## EXERCISE
Leaving out the pictures, transcribe all of the records faithfully.

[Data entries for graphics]
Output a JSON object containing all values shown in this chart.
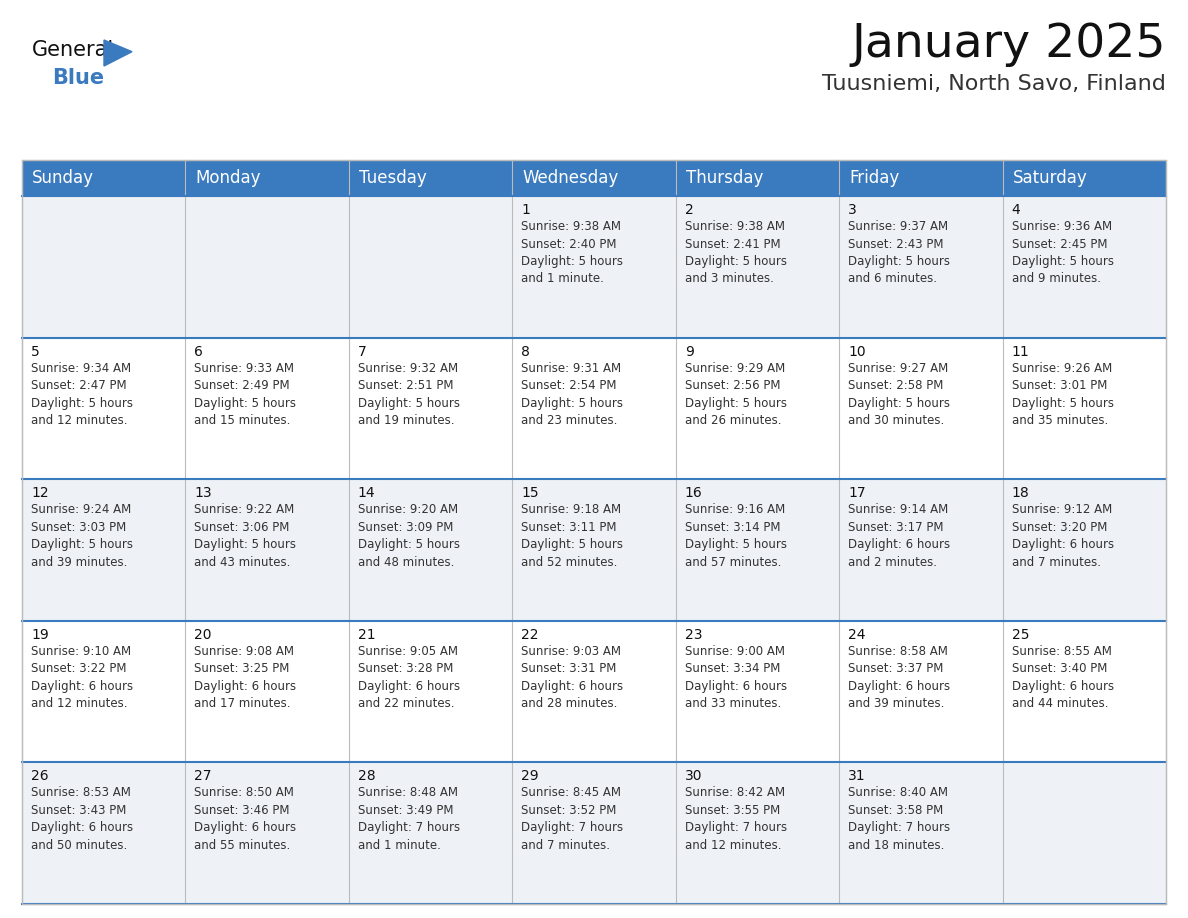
{
  "title": "January 2025",
  "subtitle": "Tuusniemi, North Savo, Finland",
  "header_color": "#3a7abf",
  "header_text_color": "#ffffff",
  "bg_color": "#ffffff",
  "cell_bg_even": "#eef2f7",
  "cell_bg_odd": "#ffffff",
  "separator_color": "#3a7abf",
  "grid_color": "#bbbbbb",
  "day_headers": [
    "Sunday",
    "Monday",
    "Tuesday",
    "Wednesday",
    "Thursday",
    "Friday",
    "Saturday"
  ],
  "title_fontsize": 34,
  "subtitle_fontsize": 16,
  "header_fontsize": 12,
  "cell_fontsize": 8.5,
  "day_num_fontsize": 10,
  "weeks": [
    [
      {
        "day": "",
        "info": ""
      },
      {
        "day": "",
        "info": ""
      },
      {
        "day": "",
        "info": ""
      },
      {
        "day": "1",
        "info": "Sunrise: 9:38 AM\nSunset: 2:40 PM\nDaylight: 5 hours\nand 1 minute."
      },
      {
        "day": "2",
        "info": "Sunrise: 9:38 AM\nSunset: 2:41 PM\nDaylight: 5 hours\nand 3 minutes."
      },
      {
        "day": "3",
        "info": "Sunrise: 9:37 AM\nSunset: 2:43 PM\nDaylight: 5 hours\nand 6 minutes."
      },
      {
        "day": "4",
        "info": "Sunrise: 9:36 AM\nSunset: 2:45 PM\nDaylight: 5 hours\nand 9 minutes."
      }
    ],
    [
      {
        "day": "5",
        "info": "Sunrise: 9:34 AM\nSunset: 2:47 PM\nDaylight: 5 hours\nand 12 minutes."
      },
      {
        "day": "6",
        "info": "Sunrise: 9:33 AM\nSunset: 2:49 PM\nDaylight: 5 hours\nand 15 minutes."
      },
      {
        "day": "7",
        "info": "Sunrise: 9:32 AM\nSunset: 2:51 PM\nDaylight: 5 hours\nand 19 minutes."
      },
      {
        "day": "8",
        "info": "Sunrise: 9:31 AM\nSunset: 2:54 PM\nDaylight: 5 hours\nand 23 minutes."
      },
      {
        "day": "9",
        "info": "Sunrise: 9:29 AM\nSunset: 2:56 PM\nDaylight: 5 hours\nand 26 minutes."
      },
      {
        "day": "10",
        "info": "Sunrise: 9:27 AM\nSunset: 2:58 PM\nDaylight: 5 hours\nand 30 minutes."
      },
      {
        "day": "11",
        "info": "Sunrise: 9:26 AM\nSunset: 3:01 PM\nDaylight: 5 hours\nand 35 minutes."
      }
    ],
    [
      {
        "day": "12",
        "info": "Sunrise: 9:24 AM\nSunset: 3:03 PM\nDaylight: 5 hours\nand 39 minutes."
      },
      {
        "day": "13",
        "info": "Sunrise: 9:22 AM\nSunset: 3:06 PM\nDaylight: 5 hours\nand 43 minutes."
      },
      {
        "day": "14",
        "info": "Sunrise: 9:20 AM\nSunset: 3:09 PM\nDaylight: 5 hours\nand 48 minutes."
      },
      {
        "day": "15",
        "info": "Sunrise: 9:18 AM\nSunset: 3:11 PM\nDaylight: 5 hours\nand 52 minutes."
      },
      {
        "day": "16",
        "info": "Sunrise: 9:16 AM\nSunset: 3:14 PM\nDaylight: 5 hours\nand 57 minutes."
      },
      {
        "day": "17",
        "info": "Sunrise: 9:14 AM\nSunset: 3:17 PM\nDaylight: 6 hours\nand 2 minutes."
      },
      {
        "day": "18",
        "info": "Sunrise: 9:12 AM\nSunset: 3:20 PM\nDaylight: 6 hours\nand 7 minutes."
      }
    ],
    [
      {
        "day": "19",
        "info": "Sunrise: 9:10 AM\nSunset: 3:22 PM\nDaylight: 6 hours\nand 12 minutes."
      },
      {
        "day": "20",
        "info": "Sunrise: 9:08 AM\nSunset: 3:25 PM\nDaylight: 6 hours\nand 17 minutes."
      },
      {
        "day": "21",
        "info": "Sunrise: 9:05 AM\nSunset: 3:28 PM\nDaylight: 6 hours\nand 22 minutes."
      },
      {
        "day": "22",
        "info": "Sunrise: 9:03 AM\nSunset: 3:31 PM\nDaylight: 6 hours\nand 28 minutes."
      },
      {
        "day": "23",
        "info": "Sunrise: 9:00 AM\nSunset: 3:34 PM\nDaylight: 6 hours\nand 33 minutes."
      },
      {
        "day": "24",
        "info": "Sunrise: 8:58 AM\nSunset: 3:37 PM\nDaylight: 6 hours\nand 39 minutes."
      },
      {
        "day": "25",
        "info": "Sunrise: 8:55 AM\nSunset: 3:40 PM\nDaylight: 6 hours\nand 44 minutes."
      }
    ],
    [
      {
        "day": "26",
        "info": "Sunrise: 8:53 AM\nSunset: 3:43 PM\nDaylight: 6 hours\nand 50 minutes."
      },
      {
        "day": "27",
        "info": "Sunrise: 8:50 AM\nSunset: 3:46 PM\nDaylight: 6 hours\nand 55 minutes."
      },
      {
        "day": "28",
        "info": "Sunrise: 8:48 AM\nSunset: 3:49 PM\nDaylight: 7 hours\nand 1 minute."
      },
      {
        "day": "29",
        "info": "Sunrise: 8:45 AM\nSunset: 3:52 PM\nDaylight: 7 hours\nand 7 minutes."
      },
      {
        "day": "30",
        "info": "Sunrise: 8:42 AM\nSunset: 3:55 PM\nDaylight: 7 hours\nand 12 minutes."
      },
      {
        "day": "31",
        "info": "Sunrise: 8:40 AM\nSunset: 3:58 PM\nDaylight: 7 hours\nand 18 minutes."
      },
      {
        "day": "",
        "info": ""
      }
    ]
  ]
}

## OUTPUT FOR THIS EXERCISE
Output a JSON object containing all values shown in this chart.
{
  "title": "January 2025",
  "subtitle": "Tuusniemi, North Savo, Finland",
  "header_color": "#3a7abf",
  "header_text_color": "#ffffff",
  "bg_color": "#ffffff",
  "cell_bg_even": "#eef2f7",
  "cell_bg_odd": "#ffffff",
  "separator_color": "#3a7abf",
  "grid_color": "#bbbbbb",
  "day_headers": [
    "Sunday",
    "Monday",
    "Tuesday",
    "Wednesday",
    "Thursday",
    "Friday",
    "Saturday"
  ],
  "title_fontsize": 34,
  "subtitle_fontsize": 16,
  "header_fontsize": 12,
  "cell_fontsize": 8.5,
  "day_num_fontsize": 10,
  "weeks": [
    [
      {
        "day": "",
        "info": ""
      },
      {
        "day": "",
        "info": ""
      },
      {
        "day": "",
        "info": ""
      },
      {
        "day": "1",
        "info": "Sunrise: 9:38 AM\nSunset: 2:40 PM\nDaylight: 5 hours\nand 1 minute."
      },
      {
        "day": "2",
        "info": "Sunrise: 9:38 AM\nSunset: 2:41 PM\nDaylight: 5 hours\nand 3 minutes."
      },
      {
        "day": "3",
        "info": "Sunrise: 9:37 AM\nSunset: 2:43 PM\nDaylight: 5 hours\nand 6 minutes."
      },
      {
        "day": "4",
        "info": "Sunrise: 9:36 AM\nSunset: 2:45 PM\nDaylight: 5 hours\nand 9 minutes."
      }
    ],
    [
      {
        "day": "5",
        "info": "Sunrise: 9:34 AM\nSunset: 2:47 PM\nDaylight: 5 hours\nand 12 minutes."
      },
      {
        "day": "6",
        "info": "Sunrise: 9:33 AM\nSunset: 2:49 PM\nDaylight: 5 hours\nand 15 minutes."
      },
      {
        "day": "7",
        "info": "Sunrise: 9:32 AM\nSunset: 2:51 PM\nDaylight: 5 hours\nand 19 minutes."
      },
      {
        "day": "8",
        "info": "Sunrise: 9:31 AM\nSunset: 2:54 PM\nDaylight: 5 hours\nand 23 minutes."
      },
      {
        "day": "9",
        "info": "Sunrise: 9:29 AM\nSunset: 2:56 PM\nDaylight: 5 hours\nand 26 minutes."
      },
      {
        "day": "10",
        "info": "Sunrise: 9:27 AM\nSunset: 2:58 PM\nDaylight: 5 hours\nand 30 minutes."
      },
      {
        "day": "11",
        "info": "Sunrise: 9:26 AM\nSunset: 3:01 PM\nDaylight: 5 hours\nand 35 minutes."
      }
    ],
    [
      {
        "day": "12",
        "info": "Sunrise: 9:24 AM\nSunset: 3:03 PM\nDaylight: 5 hours\nand 39 minutes."
      },
      {
        "day": "13",
        "info": "Sunrise: 9:22 AM\nSunset: 3:06 PM\nDaylight: 5 hours\nand 43 minutes."
      },
      {
        "day": "14",
        "info": "Sunrise: 9:20 AM\nSunset: 3:09 PM\nDaylight: 5 hours\nand 48 minutes."
      },
      {
        "day": "15",
        "info": "Sunrise: 9:18 AM\nSunset: 3:11 PM\nDaylight: 5 hours\nand 52 minutes."
      },
      {
        "day": "16",
        "info": "Sunrise: 9:16 AM\nSunset: 3:14 PM\nDaylight: 5 hours\nand 57 minutes."
      },
      {
        "day": "17",
        "info": "Sunrise: 9:14 AM\nSunset: 3:17 PM\nDaylight: 6 hours\nand 2 minutes."
      },
      {
        "day": "18",
        "info": "Sunrise: 9:12 AM\nSunset: 3:20 PM\nDaylight: 6 hours\nand 7 minutes."
      }
    ],
    [
      {
        "day": "19",
        "info": "Sunrise: 9:10 AM\nSunset: 3:22 PM\nDaylight: 6 hours\nand 12 minutes."
      },
      {
        "day": "20",
        "info": "Sunrise: 9:08 AM\nSunset: 3:25 PM\nDaylight: 6 hours\nand 17 minutes."
      },
      {
        "day": "21",
        "info": "Sunrise: 9:05 AM\nSunset: 3:28 PM\nDaylight: 6 hours\nand 22 minutes."
      },
      {
        "day": "22",
        "info": "Sunrise: 9:03 AM\nSunset: 3:31 PM\nDaylight: 6 hours\nand 28 minutes."
      },
      {
        "day": "23",
        "info": "Sunrise: 9:00 AM\nSunset: 3:34 PM\nDaylight: 6 hours\nand 33 minutes."
      },
      {
        "day": "24",
        "info": "Sunrise: 8:58 AM\nSunset: 3:37 PM\nDaylight: 6 hours\nand 39 minutes."
      },
      {
        "day": "25",
        "info": "Sunrise: 8:55 AM\nSunset: 3:40 PM\nDaylight: 6 hours\nand 44 minutes."
      }
    ],
    [
      {
        "day": "26",
        "info": "Sunrise: 8:53 AM\nSunset: 3:43 PM\nDaylight: 6 hours\nand 50 minutes."
      },
      {
        "day": "27",
        "info": "Sunrise: 8:50 AM\nSunset: 3:46 PM\nDaylight: 6 hours\nand 55 minutes."
      },
      {
        "day": "28",
        "info": "Sunrise: 8:48 AM\nSunset: 3:49 PM\nDaylight: 7 hours\nand 1 minute."
      },
      {
        "day": "29",
        "info": "Sunrise: 8:45 AM\nSunset: 3:52 PM\nDaylight: 7 hours\nand 7 minutes."
      },
      {
        "day": "30",
        "info": "Sunrise: 8:42 AM\nSunset: 3:55 PM\nDaylight: 7 hours\nand 12 minutes."
      },
      {
        "day": "31",
        "info": "Sunrise: 8:40 AM\nSunset: 3:58 PM\nDaylight: 7 hours\nand 18 minutes."
      },
      {
        "day": "",
        "info": ""
      }
    ]
  ]
}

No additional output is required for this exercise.